* begin *
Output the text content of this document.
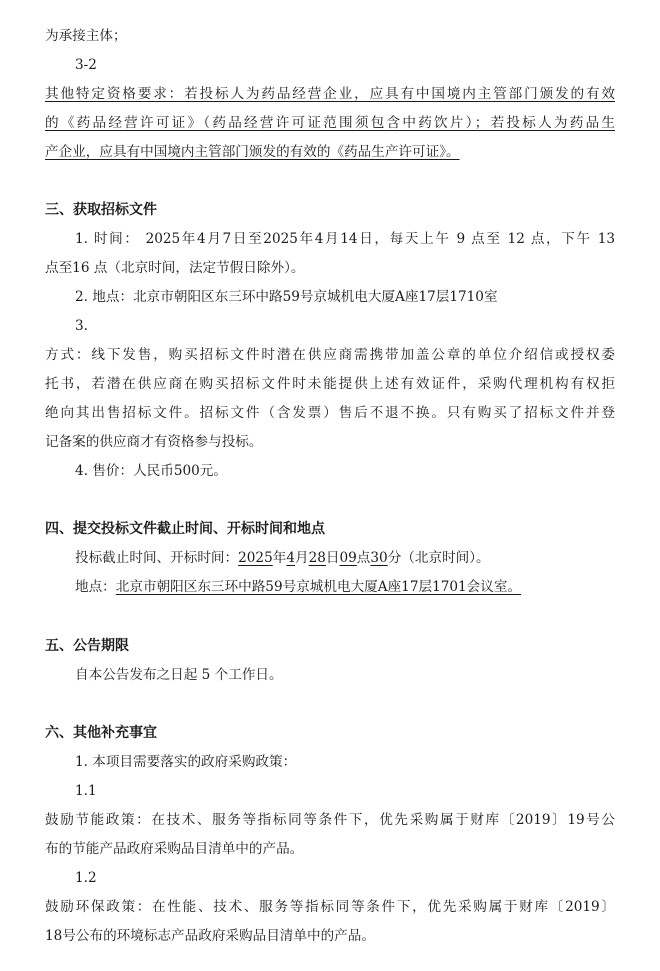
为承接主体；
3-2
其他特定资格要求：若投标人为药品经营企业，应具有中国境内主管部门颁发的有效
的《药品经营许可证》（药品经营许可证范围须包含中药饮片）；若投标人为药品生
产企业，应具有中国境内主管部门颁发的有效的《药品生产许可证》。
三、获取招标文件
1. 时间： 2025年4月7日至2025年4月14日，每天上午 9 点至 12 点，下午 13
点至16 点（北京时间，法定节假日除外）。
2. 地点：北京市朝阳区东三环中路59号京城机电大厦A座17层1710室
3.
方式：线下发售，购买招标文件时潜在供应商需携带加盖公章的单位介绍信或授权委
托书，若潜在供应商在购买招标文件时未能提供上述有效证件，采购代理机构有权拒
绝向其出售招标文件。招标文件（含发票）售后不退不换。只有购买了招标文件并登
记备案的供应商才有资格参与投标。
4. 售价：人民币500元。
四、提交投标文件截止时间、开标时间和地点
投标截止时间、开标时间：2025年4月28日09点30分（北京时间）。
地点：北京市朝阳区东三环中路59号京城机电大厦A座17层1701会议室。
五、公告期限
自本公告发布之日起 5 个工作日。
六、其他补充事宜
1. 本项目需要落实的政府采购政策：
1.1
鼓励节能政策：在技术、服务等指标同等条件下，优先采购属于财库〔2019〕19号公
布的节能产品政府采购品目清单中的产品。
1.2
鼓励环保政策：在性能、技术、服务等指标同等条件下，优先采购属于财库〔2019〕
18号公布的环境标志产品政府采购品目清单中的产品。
* end *
* begin *
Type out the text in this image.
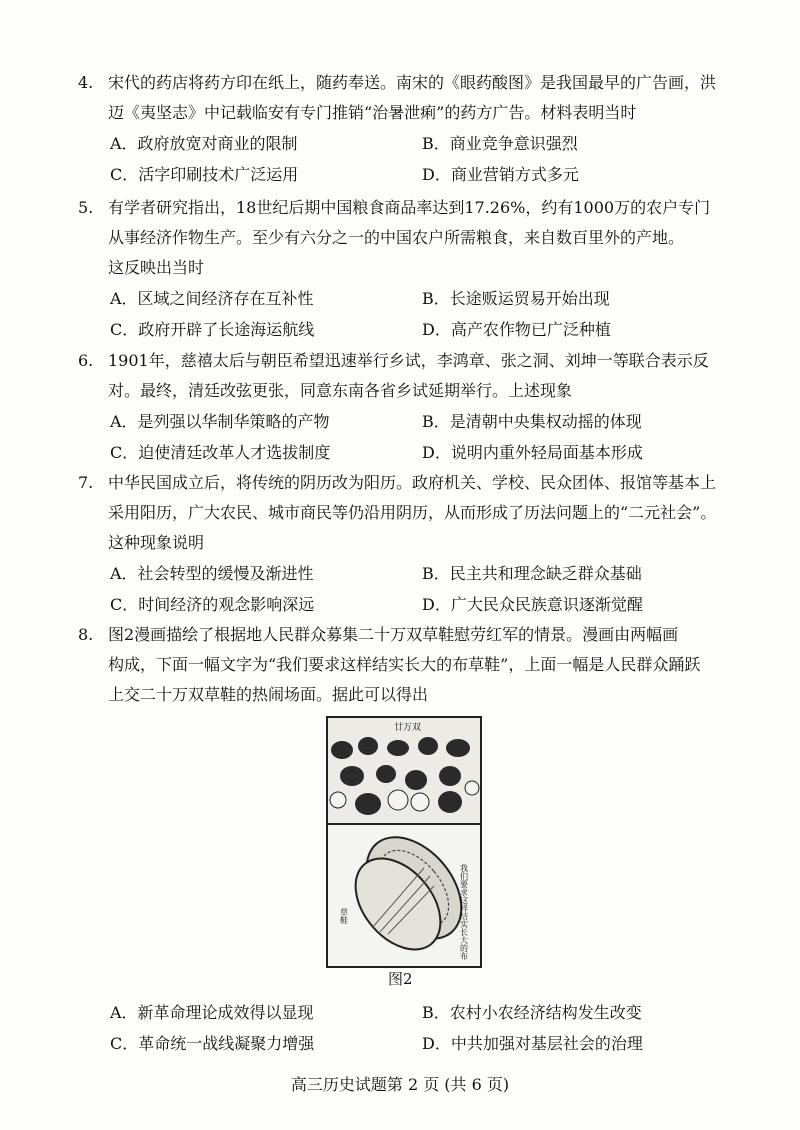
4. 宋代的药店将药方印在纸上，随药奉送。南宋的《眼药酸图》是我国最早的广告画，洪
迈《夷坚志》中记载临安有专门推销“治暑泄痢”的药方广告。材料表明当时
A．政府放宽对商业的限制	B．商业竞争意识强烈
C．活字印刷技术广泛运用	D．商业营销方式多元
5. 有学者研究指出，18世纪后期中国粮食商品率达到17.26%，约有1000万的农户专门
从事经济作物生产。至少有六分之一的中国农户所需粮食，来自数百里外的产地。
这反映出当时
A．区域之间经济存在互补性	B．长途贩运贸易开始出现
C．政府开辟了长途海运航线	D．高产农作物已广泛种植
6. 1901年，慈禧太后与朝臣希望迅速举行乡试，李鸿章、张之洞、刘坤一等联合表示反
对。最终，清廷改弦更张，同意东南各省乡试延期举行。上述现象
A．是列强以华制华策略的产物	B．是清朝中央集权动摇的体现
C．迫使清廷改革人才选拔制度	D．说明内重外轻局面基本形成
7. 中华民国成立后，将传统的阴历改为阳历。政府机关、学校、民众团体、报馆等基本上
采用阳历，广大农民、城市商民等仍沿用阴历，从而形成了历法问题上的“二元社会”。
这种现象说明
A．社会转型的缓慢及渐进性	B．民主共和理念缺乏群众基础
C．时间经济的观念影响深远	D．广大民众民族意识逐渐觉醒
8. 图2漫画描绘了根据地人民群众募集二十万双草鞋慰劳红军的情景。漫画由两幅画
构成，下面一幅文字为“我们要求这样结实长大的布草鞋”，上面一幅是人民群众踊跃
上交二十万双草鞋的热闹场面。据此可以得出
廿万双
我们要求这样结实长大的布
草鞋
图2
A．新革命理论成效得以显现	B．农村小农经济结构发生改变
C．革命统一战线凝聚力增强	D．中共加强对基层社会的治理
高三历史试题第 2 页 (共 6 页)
* end *
* begin *
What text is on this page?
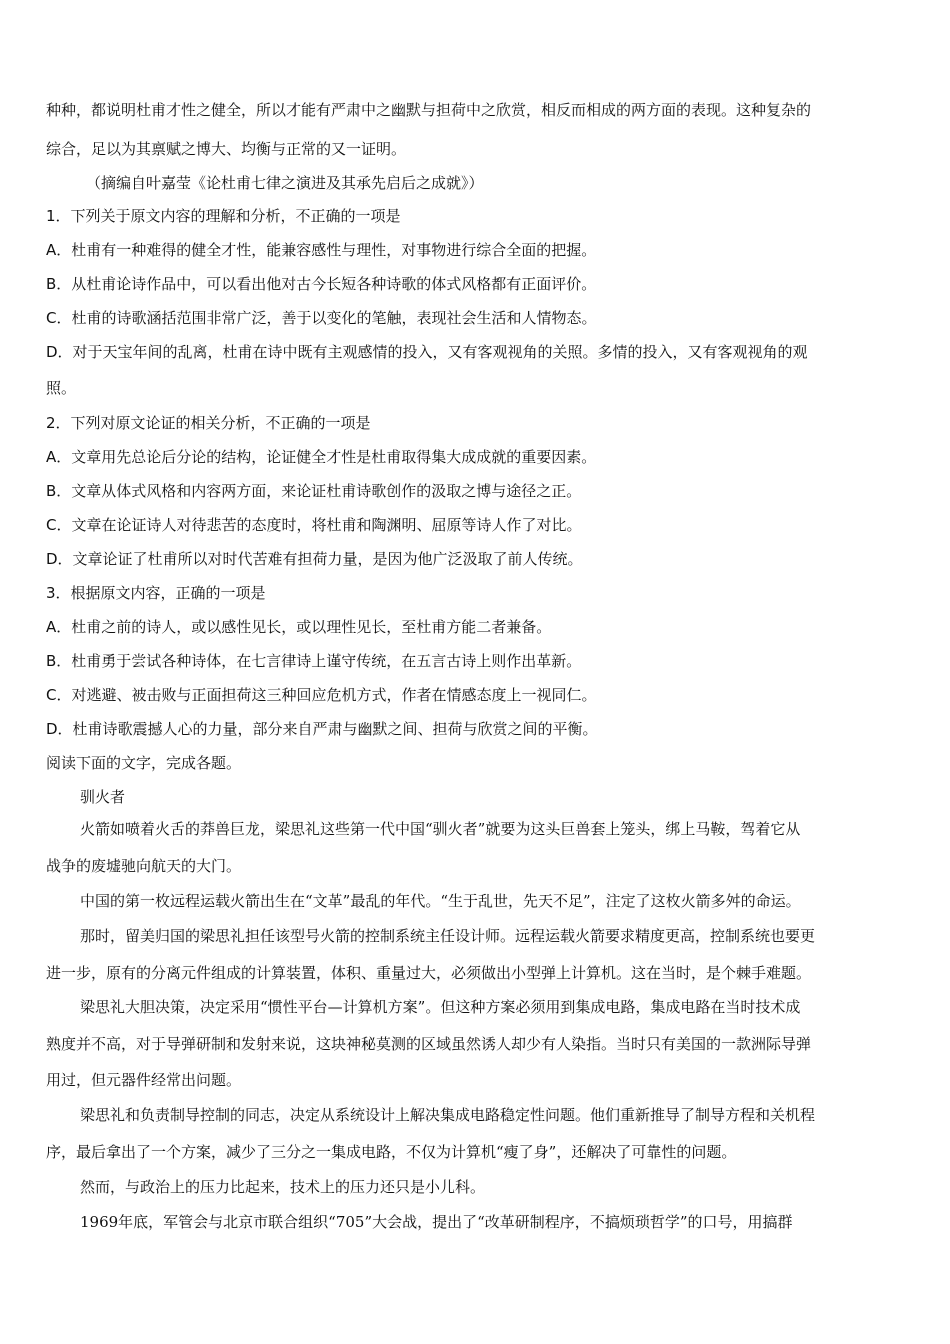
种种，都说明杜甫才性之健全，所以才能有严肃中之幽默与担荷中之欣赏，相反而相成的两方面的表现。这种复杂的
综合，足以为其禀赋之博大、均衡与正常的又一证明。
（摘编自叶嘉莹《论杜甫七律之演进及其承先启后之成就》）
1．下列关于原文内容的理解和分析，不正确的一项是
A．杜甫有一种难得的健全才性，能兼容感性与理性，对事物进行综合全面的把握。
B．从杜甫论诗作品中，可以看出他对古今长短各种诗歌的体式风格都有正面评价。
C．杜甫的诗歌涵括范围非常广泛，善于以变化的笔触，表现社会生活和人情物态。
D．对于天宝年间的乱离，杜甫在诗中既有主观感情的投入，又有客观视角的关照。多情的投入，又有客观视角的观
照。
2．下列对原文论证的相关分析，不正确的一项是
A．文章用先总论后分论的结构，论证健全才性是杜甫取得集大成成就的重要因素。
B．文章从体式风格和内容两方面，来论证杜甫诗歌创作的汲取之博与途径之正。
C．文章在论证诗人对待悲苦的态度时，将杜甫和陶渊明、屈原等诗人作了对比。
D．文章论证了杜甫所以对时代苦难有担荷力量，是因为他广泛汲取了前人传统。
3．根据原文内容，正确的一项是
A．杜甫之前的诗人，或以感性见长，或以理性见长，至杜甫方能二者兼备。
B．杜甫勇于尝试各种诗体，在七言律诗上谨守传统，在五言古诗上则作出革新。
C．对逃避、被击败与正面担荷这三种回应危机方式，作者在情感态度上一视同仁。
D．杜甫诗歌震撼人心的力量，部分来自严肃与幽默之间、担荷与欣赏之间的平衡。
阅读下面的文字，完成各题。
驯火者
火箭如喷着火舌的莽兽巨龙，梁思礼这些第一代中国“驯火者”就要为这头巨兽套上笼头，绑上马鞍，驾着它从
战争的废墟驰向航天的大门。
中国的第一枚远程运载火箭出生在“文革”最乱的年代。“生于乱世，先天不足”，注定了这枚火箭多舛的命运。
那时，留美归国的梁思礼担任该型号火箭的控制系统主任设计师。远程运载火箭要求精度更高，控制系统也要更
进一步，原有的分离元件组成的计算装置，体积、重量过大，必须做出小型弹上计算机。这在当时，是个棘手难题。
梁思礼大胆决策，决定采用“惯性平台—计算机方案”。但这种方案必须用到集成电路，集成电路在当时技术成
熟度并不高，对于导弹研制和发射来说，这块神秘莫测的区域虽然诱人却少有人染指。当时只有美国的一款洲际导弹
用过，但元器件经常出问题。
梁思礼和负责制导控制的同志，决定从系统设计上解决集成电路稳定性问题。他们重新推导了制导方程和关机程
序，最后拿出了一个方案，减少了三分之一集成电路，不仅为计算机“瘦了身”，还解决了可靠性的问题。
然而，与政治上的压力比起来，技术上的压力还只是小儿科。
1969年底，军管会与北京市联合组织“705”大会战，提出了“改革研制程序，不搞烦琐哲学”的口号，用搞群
* end *
§ The request: From the listing above, copy all lines holding the word "text".

§ Output below:
Output the text content of this document.
Type out the text in this image.
What text is on this page?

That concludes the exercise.